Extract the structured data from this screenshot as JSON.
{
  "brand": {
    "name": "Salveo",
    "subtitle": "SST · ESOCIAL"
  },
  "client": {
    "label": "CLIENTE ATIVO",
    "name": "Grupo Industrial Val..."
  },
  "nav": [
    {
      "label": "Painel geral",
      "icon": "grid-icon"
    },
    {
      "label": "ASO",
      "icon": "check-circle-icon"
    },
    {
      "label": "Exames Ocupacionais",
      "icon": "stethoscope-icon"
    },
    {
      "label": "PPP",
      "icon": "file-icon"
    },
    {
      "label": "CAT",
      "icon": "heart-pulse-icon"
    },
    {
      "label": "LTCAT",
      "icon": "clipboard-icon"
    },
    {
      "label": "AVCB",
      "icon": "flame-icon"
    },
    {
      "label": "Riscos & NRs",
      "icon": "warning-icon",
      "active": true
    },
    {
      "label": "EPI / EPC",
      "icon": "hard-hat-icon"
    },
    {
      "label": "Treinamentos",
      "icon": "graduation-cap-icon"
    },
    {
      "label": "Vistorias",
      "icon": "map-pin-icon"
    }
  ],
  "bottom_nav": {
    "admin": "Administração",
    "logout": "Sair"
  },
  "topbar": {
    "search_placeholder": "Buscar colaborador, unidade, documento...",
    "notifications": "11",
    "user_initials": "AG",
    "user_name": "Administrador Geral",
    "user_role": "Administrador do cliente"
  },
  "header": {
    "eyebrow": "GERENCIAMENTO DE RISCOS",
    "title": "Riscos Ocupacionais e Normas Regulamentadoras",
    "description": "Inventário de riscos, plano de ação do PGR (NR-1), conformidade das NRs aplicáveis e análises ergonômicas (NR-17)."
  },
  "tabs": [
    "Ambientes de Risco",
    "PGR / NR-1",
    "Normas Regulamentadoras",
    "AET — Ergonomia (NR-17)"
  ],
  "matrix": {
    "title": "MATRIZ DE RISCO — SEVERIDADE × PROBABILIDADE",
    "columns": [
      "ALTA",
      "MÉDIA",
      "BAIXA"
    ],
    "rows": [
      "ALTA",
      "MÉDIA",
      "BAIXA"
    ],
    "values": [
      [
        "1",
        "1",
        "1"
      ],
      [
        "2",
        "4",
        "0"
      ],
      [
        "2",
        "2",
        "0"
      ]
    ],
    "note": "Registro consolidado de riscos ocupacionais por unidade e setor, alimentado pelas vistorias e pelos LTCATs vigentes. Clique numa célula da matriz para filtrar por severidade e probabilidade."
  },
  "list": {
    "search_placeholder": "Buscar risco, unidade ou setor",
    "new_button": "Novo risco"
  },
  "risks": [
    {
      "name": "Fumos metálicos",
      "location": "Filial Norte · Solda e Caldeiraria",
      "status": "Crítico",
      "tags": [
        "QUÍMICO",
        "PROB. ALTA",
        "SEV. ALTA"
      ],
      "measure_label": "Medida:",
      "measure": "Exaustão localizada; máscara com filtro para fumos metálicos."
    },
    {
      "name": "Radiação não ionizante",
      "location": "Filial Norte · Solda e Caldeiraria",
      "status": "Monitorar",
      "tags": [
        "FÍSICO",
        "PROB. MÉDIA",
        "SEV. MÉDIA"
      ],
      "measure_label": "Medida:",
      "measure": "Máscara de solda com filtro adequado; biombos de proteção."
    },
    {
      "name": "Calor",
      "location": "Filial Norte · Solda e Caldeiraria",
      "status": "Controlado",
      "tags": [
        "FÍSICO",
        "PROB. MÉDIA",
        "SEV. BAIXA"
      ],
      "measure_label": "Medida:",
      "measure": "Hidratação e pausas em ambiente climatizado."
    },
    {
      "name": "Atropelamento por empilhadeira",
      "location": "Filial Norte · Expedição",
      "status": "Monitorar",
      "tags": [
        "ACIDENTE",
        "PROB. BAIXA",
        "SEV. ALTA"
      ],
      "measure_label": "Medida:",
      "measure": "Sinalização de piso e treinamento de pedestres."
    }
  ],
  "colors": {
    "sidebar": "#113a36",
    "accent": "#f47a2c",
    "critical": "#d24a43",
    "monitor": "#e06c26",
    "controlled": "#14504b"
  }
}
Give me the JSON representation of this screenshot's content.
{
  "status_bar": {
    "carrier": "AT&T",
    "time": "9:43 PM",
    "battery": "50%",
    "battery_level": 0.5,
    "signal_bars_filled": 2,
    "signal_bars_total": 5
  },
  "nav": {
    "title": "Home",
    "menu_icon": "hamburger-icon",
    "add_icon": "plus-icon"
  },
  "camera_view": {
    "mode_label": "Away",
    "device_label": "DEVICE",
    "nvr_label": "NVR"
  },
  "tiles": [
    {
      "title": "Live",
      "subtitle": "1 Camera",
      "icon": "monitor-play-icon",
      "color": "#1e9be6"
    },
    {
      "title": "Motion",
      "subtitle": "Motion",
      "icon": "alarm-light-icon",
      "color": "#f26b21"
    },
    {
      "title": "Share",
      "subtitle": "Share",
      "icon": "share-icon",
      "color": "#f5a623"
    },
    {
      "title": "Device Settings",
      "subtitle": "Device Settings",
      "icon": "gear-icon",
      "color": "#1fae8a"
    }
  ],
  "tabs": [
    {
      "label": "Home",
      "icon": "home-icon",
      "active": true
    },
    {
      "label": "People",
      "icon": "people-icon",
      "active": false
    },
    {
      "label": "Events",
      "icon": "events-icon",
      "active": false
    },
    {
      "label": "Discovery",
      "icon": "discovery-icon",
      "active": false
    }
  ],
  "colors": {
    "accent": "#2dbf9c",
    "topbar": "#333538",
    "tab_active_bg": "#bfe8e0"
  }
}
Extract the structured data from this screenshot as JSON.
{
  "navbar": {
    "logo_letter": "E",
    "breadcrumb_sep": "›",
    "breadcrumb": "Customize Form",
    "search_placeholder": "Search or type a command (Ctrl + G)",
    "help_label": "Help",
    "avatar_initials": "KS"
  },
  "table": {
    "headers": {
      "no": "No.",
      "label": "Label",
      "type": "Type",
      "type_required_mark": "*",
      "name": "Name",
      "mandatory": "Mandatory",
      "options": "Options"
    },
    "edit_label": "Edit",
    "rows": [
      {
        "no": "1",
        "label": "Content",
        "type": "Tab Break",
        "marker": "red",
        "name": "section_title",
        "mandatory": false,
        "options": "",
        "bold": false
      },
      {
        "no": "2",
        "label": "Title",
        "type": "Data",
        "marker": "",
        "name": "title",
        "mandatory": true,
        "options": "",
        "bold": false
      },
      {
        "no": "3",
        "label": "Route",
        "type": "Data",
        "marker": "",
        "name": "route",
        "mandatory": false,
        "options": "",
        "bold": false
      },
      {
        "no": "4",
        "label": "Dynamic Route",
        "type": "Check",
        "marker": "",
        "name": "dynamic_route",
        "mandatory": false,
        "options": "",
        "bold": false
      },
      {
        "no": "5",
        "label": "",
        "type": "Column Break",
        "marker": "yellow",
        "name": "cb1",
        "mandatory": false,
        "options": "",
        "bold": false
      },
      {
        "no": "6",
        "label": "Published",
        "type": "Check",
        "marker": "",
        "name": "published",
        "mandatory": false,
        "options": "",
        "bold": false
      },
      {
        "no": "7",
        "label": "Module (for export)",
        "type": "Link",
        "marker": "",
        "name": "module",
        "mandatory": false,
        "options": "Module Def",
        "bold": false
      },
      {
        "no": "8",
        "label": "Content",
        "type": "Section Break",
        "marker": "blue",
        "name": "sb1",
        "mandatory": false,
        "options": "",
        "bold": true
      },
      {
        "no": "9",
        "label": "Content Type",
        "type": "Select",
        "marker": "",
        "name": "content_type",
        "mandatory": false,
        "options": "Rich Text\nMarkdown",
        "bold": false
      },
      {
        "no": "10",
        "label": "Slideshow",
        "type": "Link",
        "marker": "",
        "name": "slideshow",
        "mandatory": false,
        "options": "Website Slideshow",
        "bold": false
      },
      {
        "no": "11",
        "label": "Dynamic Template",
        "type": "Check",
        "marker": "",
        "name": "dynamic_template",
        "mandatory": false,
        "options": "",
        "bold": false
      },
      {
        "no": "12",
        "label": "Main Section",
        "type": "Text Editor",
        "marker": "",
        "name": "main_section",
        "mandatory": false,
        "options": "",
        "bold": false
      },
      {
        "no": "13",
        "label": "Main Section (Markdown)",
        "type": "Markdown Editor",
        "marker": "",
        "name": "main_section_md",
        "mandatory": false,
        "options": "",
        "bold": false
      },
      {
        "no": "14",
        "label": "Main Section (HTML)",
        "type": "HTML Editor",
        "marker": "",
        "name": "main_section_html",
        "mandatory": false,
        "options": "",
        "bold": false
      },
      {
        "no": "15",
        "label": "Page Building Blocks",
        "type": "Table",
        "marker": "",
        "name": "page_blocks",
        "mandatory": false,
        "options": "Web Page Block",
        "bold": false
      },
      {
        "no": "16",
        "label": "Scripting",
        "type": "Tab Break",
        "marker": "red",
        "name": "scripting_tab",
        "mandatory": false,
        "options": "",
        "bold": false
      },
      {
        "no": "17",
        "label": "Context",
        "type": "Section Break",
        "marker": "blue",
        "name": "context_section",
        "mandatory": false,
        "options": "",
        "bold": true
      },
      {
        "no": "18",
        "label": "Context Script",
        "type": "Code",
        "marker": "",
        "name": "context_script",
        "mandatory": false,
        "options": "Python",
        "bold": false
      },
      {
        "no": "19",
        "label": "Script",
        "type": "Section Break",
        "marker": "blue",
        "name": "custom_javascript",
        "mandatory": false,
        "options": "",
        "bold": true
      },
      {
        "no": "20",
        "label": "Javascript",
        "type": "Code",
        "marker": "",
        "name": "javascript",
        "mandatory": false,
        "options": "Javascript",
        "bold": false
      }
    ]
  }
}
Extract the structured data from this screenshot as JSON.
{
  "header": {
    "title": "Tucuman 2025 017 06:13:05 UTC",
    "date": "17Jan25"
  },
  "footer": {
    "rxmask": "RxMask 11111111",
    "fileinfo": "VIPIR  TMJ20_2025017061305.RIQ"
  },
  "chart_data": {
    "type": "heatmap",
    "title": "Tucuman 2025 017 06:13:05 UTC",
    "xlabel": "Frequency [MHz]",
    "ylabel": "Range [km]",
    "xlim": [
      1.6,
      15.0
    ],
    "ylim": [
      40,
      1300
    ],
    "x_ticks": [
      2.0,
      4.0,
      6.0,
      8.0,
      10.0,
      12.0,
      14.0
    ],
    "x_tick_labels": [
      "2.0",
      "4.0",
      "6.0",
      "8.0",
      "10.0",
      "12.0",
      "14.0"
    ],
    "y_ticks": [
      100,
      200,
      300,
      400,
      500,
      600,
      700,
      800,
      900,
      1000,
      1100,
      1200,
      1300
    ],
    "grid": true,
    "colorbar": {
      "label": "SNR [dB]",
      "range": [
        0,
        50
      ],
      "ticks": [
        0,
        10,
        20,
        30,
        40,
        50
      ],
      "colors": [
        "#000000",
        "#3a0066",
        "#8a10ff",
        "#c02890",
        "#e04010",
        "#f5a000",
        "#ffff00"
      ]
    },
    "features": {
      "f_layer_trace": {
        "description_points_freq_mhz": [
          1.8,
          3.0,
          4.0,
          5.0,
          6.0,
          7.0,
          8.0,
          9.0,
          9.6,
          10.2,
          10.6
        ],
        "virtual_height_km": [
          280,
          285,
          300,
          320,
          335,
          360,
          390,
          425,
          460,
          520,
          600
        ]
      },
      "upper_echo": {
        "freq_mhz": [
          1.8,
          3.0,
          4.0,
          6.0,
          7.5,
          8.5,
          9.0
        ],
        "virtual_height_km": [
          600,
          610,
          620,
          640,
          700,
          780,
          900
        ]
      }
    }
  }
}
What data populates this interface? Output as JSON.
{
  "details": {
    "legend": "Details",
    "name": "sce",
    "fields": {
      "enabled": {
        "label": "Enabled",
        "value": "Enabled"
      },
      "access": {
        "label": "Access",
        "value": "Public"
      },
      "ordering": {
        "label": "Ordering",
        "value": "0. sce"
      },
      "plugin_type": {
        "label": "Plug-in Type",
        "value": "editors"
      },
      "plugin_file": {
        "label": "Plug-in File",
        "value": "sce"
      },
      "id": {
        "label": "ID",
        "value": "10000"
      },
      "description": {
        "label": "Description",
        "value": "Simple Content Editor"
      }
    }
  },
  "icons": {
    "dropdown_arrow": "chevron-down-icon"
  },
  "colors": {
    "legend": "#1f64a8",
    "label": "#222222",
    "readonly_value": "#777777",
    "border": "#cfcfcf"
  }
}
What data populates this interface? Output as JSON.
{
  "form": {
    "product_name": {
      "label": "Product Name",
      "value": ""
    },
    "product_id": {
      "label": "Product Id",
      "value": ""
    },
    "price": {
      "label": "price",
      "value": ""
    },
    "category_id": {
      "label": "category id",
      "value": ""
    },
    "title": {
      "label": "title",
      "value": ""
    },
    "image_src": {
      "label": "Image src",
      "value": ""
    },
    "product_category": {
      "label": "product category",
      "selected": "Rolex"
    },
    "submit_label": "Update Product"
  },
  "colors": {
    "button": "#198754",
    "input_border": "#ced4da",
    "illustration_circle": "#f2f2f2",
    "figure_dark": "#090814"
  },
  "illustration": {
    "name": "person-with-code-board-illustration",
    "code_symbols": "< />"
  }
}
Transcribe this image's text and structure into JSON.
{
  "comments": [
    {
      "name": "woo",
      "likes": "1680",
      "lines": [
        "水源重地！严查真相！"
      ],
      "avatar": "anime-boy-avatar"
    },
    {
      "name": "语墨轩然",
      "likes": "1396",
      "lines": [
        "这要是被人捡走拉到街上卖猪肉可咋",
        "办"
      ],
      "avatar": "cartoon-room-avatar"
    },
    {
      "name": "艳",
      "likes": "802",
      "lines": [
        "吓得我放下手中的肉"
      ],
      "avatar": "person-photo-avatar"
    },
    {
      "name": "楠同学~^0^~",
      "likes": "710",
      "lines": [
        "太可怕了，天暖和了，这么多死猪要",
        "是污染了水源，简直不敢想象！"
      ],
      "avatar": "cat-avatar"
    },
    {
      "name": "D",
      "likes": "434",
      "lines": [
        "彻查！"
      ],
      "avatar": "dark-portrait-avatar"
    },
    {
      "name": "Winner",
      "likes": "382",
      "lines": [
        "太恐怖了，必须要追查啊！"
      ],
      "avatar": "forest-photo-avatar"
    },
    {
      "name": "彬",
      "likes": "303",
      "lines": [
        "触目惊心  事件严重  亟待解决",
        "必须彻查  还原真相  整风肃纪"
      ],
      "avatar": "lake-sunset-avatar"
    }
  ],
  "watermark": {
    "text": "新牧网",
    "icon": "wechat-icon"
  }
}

══════

*Task*
In the entries above, find each line with the string "photo" and copy it.

*Exercise response*
      "avatar": "person-photo-avatar"
      "avatar": "forest-photo-avatar"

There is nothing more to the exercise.